→ ИСХОДНЫЙ ТЕКСТ:

⁂

Эрик Булатов в Мыстецком Арсенале. 2012. Фото: Максим Белоусов

 

Елизавета Бабенко Эрик Владимирович, насколько же трудно мне было увести вас из непрерывного графика просмотров, организованных Арсеналом, в этот разговор, после которого мы все спешим посмотреть биографический фильм о вас, снятый в Италии. Насколько я знаю, вы вовсе не много путешествуете и ведете довольно аскетичный в социальном плане образ жизни?

Эрик Булатов Да, вы правы. Я приехал сюда, наверно, по той же причине, что и в Москву в 2006 году. Мне все-таки интересно, как же развивается искусство в наших странах. Я веду довольно закрытый образ жизни в Париже и редко куда выезжаю из своей мастерской. Не вижу в этом большого смысла для себя. Я работаю с утра до ночи, как и раньше, хотя тогда тоже не очень-то ездил на разные биеннале и встречи. Ну, а теперь и подавно. Мне важнее моя внутренняя работа

Эрик Булатов. Свобода. 1992


- Да, слышу это с удовольствием. Вы имеете в виду свою прошлую ретроспективу в Третьяковке ?

- Да-да.

 

- Значит, вы тоже не являетесь поклонником арт-сообщества и так называемого «туризма» от мира современного искусства? А вы ведь могли бы себе позволить не выходить из круговорота приглашений на всевозможные дискуссии, показы и т.п.?

- Да, но я никогда не чувствовал себя частью этого арт-сообщества. Оно существует где-то помимо меня. Когда я жил в Нью-Йорке в 90-х, я не могу сказать, что моя жизнь чем-то отличалась от теперешней. В преклонном возрасте это становится еще более очевидным – нет никакой потребности во всех этих встречах, мастер-классах, дискуссиях… О большей части выставок – не моих – не берусь говорить, так как мало что смотрю. Но даже то, что вижу в Париже, меня не радует…

Эрик Булатов. Иду. 1975


- Вот это мне было важно услышать – меня тоже мало что радует, хотя я больше говорю, имея в виду отечественный контекст. Как вам наш внушительный комплекс искусств Арсенала, в котором вы могли сейчас увидеть местную арт-ярмарку с участием некоторых западных галерей?

⁂

→ Данные разметки макета:
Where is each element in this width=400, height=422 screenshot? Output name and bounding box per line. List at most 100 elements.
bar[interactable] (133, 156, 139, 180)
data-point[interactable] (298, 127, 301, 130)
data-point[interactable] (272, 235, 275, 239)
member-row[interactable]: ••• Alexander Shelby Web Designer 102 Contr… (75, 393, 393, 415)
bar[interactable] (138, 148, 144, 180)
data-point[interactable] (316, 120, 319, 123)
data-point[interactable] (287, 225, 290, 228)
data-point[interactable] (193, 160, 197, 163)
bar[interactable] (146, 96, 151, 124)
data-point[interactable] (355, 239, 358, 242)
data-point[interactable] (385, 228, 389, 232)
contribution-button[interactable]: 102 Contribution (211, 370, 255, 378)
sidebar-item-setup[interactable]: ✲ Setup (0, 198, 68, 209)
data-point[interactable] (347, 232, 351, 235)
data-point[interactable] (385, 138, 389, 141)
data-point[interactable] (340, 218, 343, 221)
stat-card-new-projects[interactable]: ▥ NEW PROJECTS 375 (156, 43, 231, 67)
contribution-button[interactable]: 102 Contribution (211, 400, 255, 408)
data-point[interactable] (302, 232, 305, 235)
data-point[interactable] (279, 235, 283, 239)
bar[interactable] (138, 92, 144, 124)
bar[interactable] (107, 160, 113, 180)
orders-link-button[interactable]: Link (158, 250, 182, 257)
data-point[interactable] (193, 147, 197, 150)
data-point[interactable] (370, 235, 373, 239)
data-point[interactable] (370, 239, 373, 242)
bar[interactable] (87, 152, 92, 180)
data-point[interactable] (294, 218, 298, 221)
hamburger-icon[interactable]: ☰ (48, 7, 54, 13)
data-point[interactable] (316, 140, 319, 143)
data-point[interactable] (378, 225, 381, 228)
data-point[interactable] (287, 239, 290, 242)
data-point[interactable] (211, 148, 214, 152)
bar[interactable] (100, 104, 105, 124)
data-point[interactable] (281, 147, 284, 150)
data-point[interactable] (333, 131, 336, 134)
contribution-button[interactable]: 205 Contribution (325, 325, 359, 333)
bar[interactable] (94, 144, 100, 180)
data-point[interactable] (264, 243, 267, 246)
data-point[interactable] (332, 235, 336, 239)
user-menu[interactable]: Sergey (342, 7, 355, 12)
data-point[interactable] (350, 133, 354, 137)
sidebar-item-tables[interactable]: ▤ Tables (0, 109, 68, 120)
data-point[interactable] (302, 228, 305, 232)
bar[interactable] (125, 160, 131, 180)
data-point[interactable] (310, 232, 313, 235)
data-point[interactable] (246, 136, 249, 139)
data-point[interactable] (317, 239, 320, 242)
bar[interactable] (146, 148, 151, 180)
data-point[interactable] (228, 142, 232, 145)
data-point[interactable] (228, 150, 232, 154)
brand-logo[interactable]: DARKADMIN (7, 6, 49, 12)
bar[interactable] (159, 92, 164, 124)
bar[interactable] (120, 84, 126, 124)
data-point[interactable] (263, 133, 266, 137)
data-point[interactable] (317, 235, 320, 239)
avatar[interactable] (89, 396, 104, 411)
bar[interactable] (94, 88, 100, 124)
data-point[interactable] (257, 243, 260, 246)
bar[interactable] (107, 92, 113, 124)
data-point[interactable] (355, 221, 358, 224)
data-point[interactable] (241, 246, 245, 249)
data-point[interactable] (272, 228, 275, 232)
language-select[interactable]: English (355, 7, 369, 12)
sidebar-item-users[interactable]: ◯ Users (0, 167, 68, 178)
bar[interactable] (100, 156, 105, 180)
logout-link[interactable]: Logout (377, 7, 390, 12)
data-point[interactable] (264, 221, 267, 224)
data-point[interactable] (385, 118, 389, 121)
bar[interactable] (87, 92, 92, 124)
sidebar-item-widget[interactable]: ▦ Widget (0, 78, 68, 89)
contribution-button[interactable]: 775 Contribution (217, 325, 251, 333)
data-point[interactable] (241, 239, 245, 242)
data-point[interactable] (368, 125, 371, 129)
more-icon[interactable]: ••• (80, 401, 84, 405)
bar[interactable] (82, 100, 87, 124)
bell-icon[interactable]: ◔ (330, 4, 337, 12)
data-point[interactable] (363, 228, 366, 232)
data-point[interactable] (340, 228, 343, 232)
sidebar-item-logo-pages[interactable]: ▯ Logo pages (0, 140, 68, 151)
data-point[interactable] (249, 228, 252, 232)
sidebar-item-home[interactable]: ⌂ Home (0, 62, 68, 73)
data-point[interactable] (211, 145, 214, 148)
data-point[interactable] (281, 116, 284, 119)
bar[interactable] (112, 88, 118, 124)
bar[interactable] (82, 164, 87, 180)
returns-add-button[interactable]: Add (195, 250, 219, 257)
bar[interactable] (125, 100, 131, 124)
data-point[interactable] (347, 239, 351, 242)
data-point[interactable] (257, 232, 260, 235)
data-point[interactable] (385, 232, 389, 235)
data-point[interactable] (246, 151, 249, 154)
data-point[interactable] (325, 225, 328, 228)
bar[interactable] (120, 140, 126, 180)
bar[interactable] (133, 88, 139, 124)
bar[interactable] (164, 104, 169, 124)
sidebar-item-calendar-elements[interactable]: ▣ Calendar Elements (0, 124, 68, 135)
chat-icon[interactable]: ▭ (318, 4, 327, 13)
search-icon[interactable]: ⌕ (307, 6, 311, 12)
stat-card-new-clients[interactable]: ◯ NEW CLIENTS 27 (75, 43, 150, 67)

⁂

→ УСЛОВИЯ ЗАДАНИЙ:
[a] Ответьте на вопросы по интервью с Эриком Булатовым.
(i) В каком году художник, по его словам, приезжал в Москву?
(ii) В каком городе он жил в 90-х?
(iii) В какой стране снят биографический фильм о нем?
[b] Замените «биографический фильм» на «документальный фильм» в части интервью с Эриком Булатовым, которая начинается со слов «Эрик Булатов в» и заканчивается словами «плане образ жизни?». Приведите этот фрагмент полностью.
[c] Допишите продолжение интервью с Эриком Булатовым, начав сразу после последней приведенной реплики.
Приведённые строки не имеют отношения к интервью с Эриком Булатовым.

→ ОТВЕТЫ К ЗАДАНИЯМ:
[a]
(i) В 2006 году.
(ii) В Нью-Йорке.
(iii) В Италии.

[b]
Эрик Булатов в Мыстецком Арсенале. 2012. Фото: Максим Белоусов

 

Елизавета Бабенко Эрик Владимирович, насколько же трудно мне было увести вас из непрерывного графика просмотров, организованных Арсеналом, в этот разговор, после которого мы все спешим посмотреть документальный фильм о вас, снятый в Италии. Насколько я знаю, вы вовсе не много путешествуете и ведете довольно аскетичный в социальном плане образ жизни?

[c]
- Вы знаете, впечатляет. Такое огромное и потенциально очень перспективное место. Правда, я здесь всего на три дня, и без выставки, но смог увидеть экспозицию ваших кураторов.

 

- И как вы ее находите? Возможно, весь эклектичный проект ярмарки в целом – от Вазарели, украинских живописцев вроде Вайсберга и до живописи Дубосарского с видео-инсталляциями Полины Канис?

 

- Я скажу осторожно, оставаясь в рамках корректности ко всем участникам. Мне кажется, что здесь была проделана хорошая экспозиционная работа. Вот мне очень нравится, как все развешано – и особенно то, что участвует так много украинских художников, как молодых, так и старшего поколения живописцев, продолжающих писать маслом.

Эрик Булатов. Закат. 1989


- Не так давно здесь закончилась Первая киевская биеннале современного искусства, в которой у ваших коллег Ильи и Эмилии Кабаковых был большой павильон с ретроспективной инсталляцией, посвященной многим годам их художественной работы. Сейчас им предложили выставить этот проект-итог на фабрике Красный Октябрь в Москве. Видите, чем дороже проведение выставки и масштабнее финансирование, тем важнее становится «возвращать» наследие эпохи, хоть на пару дней…

- (Улыбается) Да, я наблюдаю эту тенденцию. Что ж, и участвую в ней. Но с другой стороны, для меня это шанс как-то включиться в постсоветскую действительность, в противном случае я бы не приехал и не увидел вообще ничего. Мы мало общаемся с Ильей и Эмилией. Здесь много разных причин.

Возможно, я ностальгирую по моментам нашей концептуалистской молодости, но понимаю, что ничто в той же Москве не напоминает о них. Я провожу время в узком кругу своих друзей, в Париже и даже в те редкие случаи, что бываю в Москве. Это незаметные визиты, не публичные. Поэтому я даже не в курсе о деятельности Кабакова, который, как я понимаю, предшествовал мне в этом громадном комплексе искусств в Киеве.

 

- С коммерческой точки зрения вы довольны итогом капитализированной индустрии западного современного искусства, в которую вы, возможно, сами того не желая, оказались встроены?

- О, нет. Конечно, я не доволен. К сожалению, дела обстоят плохо. Интересно с вами об этом поговорить.

 

- Да, потому что с виду ваш социальный престиж очевиден. Его создает очередной аукцион Sotheby, продающий ваши соц-артовские работы вроде «Революция – это перестройка» или «Советский космос», написанные еще с конца 80-х в СССР, за миллионы долларов. В связи с этим я позволила себе немного даже не институцональной критики, а критики рыночной системы индустрии contemporary art’a.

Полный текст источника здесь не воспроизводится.